## START

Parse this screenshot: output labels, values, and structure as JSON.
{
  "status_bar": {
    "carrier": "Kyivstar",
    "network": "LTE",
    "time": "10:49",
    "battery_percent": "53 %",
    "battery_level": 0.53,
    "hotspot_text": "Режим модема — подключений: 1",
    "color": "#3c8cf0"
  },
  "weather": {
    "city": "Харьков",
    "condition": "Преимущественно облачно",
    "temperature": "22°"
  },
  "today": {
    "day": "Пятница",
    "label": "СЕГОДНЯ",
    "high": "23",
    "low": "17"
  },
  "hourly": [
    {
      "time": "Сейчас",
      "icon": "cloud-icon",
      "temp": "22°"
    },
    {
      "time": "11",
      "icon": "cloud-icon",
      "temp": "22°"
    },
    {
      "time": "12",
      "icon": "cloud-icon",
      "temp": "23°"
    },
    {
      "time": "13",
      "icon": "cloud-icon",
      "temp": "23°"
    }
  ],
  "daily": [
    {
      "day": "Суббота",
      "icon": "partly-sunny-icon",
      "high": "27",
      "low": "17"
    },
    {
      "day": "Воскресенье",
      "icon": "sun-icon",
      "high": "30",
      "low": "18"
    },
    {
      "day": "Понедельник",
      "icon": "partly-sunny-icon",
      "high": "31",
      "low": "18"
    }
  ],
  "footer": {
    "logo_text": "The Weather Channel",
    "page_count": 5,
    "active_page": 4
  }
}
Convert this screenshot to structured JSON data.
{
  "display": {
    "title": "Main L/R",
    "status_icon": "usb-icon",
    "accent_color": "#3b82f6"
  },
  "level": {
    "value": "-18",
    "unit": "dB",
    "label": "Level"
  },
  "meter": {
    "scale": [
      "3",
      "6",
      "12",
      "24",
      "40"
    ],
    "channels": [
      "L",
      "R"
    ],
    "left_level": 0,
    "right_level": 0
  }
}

## END

Description of the task: Count the lines above that contain the word "screenshot", and give only that number.

Exercise response: 2